(Saved data entries)
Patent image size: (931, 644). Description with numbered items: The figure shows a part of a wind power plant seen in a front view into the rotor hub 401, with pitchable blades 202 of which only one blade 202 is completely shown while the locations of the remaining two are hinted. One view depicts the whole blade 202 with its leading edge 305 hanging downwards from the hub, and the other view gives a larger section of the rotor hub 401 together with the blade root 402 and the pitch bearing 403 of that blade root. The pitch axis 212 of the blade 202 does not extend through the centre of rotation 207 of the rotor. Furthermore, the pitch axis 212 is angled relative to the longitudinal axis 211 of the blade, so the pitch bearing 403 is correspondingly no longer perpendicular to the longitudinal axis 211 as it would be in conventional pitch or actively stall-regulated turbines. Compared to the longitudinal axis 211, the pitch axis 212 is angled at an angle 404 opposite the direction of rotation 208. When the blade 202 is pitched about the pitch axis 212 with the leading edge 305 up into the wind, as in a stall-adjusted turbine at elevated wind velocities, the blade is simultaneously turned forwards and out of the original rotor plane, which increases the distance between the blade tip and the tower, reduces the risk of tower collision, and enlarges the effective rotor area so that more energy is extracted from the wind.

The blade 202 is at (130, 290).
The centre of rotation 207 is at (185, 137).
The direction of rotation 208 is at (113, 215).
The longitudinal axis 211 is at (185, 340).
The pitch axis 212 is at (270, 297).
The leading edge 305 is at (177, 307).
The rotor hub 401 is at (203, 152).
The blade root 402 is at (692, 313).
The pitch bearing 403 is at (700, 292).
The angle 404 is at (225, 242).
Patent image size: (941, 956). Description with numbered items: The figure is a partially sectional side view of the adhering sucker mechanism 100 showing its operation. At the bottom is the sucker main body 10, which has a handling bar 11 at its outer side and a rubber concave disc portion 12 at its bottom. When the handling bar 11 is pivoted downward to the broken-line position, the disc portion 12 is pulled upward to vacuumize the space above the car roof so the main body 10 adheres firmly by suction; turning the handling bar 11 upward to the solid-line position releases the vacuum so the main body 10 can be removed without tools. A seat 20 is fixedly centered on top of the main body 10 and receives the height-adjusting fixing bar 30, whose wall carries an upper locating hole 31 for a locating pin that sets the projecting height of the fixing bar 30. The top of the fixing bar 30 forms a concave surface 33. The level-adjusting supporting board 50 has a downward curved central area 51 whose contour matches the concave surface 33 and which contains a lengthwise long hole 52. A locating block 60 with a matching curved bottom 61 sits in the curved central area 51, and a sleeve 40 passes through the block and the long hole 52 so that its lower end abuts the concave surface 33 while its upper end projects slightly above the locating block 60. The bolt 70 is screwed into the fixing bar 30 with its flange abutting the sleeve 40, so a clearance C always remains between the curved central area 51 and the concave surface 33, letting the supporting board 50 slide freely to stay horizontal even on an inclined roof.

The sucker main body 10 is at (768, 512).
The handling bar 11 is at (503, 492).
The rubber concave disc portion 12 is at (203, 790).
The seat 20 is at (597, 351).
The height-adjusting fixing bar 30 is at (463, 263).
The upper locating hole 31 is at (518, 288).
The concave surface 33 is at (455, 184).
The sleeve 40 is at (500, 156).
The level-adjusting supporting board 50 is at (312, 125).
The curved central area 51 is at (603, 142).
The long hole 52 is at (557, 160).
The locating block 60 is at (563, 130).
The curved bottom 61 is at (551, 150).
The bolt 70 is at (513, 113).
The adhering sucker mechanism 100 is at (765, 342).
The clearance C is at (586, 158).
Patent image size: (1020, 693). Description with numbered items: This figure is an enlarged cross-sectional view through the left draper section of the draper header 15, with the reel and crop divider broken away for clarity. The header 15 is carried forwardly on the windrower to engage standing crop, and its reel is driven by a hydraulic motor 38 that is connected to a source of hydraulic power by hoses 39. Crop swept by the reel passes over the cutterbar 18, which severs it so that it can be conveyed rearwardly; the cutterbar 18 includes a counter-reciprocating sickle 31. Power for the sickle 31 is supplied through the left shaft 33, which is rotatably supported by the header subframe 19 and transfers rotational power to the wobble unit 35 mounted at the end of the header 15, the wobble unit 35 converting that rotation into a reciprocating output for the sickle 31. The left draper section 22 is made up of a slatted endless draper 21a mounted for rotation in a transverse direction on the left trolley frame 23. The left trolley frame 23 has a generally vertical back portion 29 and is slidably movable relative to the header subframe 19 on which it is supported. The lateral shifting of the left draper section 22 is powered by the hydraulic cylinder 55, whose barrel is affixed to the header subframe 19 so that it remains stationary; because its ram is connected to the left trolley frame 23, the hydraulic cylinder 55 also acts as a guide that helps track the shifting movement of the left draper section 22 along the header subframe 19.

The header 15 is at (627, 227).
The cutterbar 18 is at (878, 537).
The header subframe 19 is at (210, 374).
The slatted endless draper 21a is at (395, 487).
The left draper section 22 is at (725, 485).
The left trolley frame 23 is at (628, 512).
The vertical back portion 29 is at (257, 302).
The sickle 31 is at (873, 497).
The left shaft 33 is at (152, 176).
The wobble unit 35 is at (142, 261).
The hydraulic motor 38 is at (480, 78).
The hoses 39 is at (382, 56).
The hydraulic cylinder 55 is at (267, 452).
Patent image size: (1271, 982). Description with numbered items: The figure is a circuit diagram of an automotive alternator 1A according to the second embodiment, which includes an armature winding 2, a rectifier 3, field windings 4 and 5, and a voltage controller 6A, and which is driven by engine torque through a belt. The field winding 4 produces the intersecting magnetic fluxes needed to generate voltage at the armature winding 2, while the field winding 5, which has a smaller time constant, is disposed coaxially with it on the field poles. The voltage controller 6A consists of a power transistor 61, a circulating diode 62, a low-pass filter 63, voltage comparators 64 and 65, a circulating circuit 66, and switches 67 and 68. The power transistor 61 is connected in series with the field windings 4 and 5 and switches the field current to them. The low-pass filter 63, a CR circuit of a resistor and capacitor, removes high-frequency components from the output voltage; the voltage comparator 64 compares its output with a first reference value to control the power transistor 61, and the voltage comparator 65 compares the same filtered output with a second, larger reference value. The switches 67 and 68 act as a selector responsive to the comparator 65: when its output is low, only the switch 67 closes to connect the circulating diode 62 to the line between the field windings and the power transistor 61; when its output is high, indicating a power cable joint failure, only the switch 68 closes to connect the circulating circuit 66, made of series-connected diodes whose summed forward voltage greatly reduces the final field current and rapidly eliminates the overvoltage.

§ **Goal**:
Pick out every line in the items above that contains the word "bottom" and copy each one. Case counts.

§ **Exercise result**:
Patent image size: (941, 956). Description with numbered items: The figure is a partially sectional side view of the adhering sucker mechanism 100 showing its operation. At the bottom is the sucker main body 10, which has a handling bar 11 at its outer side and a rubber concave disc portion 12 at its bottom. When the handling bar 11 is pivoted downward to the broken-line position, the disc portion 12 is pulled upward to vacuumize the space above the car roof so the main body 10 adheres firmly by suction; turning the handling bar 11 upward to the solid-line position releases the vacuum so the main body 10 can be removed without tools. A seat 20 is fixedly centered on top of the main body 10 and receives the height-adjusting fixing bar 30, whose wall carries an upper locating hole 31 for a locating pin that sets the projecting height of the fixing bar 30. The top of the fixing bar 30 forms a concave surface 33. The level-adjusting supporting board 50 has a downward curved central area 51 whose contour matches the concave surface 33 and which contains a lengthwise long hole 52. A locating block 60 with a matching curved bottom 61 sits in the curved central area 51, and a sleeve 40 passes through the block and the long hole 52 so that its lower end abuts the concave surface 33 while its upper end projects slightly above the locating block 60. The bolt 70 is screwed into the fixing bar 30 with its flange abutting the sleeve 40, so a clearance C always remains between the curved central area 51 and the concave surface 33, letting the supporting board 50 slide freely to stay horizontal even on an inclined roof.
The curved bottom 61 is at (551, 150).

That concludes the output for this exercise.